### What the task requires:
Look through the lines below and extract any with the word "panel".

>> start Listing

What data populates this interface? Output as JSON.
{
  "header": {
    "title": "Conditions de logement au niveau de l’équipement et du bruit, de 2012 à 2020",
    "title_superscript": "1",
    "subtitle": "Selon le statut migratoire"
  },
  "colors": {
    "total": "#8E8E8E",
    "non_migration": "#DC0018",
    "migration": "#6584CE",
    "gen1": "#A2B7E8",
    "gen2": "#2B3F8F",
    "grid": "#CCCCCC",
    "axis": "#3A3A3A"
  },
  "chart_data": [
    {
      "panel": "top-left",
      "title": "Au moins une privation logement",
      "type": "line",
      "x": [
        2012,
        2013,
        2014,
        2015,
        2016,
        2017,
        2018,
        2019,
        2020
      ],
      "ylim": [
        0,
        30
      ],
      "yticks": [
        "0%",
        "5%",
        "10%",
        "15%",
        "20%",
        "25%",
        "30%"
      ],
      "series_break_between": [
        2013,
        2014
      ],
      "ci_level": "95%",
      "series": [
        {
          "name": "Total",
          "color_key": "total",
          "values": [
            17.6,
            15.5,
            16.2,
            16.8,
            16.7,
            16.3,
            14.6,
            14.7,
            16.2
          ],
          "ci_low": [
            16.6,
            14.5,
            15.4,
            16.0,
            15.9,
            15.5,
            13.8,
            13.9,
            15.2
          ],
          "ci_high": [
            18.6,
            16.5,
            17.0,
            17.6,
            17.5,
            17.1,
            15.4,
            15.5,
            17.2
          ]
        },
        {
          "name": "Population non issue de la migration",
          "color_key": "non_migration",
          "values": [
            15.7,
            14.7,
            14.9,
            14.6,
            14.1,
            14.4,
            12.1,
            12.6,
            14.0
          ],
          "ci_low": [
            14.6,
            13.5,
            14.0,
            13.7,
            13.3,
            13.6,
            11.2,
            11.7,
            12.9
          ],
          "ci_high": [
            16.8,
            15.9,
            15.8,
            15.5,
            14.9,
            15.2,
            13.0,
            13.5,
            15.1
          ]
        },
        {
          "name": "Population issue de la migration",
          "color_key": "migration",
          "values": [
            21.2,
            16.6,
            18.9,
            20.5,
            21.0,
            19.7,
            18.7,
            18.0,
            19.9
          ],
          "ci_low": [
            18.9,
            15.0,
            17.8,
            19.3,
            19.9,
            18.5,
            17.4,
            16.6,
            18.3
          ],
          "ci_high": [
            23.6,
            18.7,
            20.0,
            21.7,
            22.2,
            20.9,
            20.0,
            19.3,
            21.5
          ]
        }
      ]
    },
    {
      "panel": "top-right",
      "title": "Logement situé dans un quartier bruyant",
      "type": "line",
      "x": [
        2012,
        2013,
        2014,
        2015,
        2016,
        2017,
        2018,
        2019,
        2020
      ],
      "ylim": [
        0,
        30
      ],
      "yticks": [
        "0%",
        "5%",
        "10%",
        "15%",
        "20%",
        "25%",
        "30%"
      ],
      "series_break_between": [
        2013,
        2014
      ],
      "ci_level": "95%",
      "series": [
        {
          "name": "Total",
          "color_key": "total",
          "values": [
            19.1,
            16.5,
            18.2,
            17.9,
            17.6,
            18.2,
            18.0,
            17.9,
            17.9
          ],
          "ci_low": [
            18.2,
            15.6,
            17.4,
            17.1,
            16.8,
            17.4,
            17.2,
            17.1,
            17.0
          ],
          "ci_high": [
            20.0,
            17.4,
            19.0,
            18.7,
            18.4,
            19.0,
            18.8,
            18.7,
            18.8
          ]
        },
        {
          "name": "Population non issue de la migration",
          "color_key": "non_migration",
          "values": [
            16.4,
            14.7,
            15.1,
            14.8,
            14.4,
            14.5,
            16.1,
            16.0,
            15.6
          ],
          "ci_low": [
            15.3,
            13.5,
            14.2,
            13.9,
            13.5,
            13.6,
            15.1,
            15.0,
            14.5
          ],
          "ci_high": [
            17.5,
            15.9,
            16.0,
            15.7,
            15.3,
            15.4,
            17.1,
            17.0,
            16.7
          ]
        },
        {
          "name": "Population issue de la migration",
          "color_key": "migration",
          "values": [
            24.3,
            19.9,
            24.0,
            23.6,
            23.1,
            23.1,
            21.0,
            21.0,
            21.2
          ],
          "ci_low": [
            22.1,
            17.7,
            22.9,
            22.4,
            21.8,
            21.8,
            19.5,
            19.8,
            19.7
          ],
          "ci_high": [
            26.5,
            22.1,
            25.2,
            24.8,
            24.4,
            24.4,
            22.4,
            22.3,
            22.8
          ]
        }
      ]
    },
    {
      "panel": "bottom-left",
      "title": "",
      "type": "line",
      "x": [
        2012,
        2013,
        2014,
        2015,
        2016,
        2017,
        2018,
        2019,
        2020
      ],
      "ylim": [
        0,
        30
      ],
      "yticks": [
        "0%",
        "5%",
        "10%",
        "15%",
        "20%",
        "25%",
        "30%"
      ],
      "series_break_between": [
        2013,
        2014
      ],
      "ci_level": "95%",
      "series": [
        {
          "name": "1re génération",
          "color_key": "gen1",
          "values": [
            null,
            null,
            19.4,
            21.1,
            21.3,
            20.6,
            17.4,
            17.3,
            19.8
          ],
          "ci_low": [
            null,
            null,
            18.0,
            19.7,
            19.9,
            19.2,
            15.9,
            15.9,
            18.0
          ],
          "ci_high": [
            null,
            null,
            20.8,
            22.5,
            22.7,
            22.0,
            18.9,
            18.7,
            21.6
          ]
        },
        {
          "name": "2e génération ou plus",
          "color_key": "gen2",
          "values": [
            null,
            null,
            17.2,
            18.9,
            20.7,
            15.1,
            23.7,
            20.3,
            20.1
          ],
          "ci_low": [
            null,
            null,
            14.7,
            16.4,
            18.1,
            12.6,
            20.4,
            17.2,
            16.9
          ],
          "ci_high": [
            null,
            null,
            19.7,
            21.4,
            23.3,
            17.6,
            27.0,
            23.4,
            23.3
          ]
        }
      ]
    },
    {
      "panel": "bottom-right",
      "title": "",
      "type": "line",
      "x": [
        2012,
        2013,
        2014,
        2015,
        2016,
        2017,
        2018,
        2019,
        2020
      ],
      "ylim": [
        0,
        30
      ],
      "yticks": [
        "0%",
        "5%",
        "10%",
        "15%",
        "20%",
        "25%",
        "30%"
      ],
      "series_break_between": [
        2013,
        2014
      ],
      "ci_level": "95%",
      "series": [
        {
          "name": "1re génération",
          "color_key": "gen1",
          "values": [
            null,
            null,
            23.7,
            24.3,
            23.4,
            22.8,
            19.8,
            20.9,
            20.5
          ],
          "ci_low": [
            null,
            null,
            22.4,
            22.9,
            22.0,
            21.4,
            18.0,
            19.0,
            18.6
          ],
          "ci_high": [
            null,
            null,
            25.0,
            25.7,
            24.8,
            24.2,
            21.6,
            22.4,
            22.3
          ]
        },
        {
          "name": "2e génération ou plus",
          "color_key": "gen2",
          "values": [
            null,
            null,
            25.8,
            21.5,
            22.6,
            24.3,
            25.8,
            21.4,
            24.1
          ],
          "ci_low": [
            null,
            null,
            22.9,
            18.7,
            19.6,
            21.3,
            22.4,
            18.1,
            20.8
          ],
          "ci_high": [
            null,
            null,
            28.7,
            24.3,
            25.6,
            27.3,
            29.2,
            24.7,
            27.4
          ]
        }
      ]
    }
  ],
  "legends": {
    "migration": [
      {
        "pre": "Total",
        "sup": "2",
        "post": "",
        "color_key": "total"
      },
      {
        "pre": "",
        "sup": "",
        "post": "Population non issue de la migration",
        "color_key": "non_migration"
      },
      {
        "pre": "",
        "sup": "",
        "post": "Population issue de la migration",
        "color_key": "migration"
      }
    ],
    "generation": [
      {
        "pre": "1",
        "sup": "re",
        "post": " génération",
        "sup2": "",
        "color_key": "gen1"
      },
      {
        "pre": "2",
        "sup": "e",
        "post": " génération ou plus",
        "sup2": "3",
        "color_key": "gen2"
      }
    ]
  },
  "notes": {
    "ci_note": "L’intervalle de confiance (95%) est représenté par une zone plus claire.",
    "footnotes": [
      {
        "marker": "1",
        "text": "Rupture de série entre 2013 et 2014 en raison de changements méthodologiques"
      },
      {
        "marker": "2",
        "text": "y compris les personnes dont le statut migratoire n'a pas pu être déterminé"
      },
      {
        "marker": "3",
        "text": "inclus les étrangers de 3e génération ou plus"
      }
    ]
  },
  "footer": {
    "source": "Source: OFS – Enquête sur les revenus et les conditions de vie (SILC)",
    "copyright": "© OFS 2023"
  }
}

>> end Listing

### Response to the exercise:
      "panel": "top-left",
      "panel": "top-right",
      "panel": "bottom-left",
      "panel": "bottom-right",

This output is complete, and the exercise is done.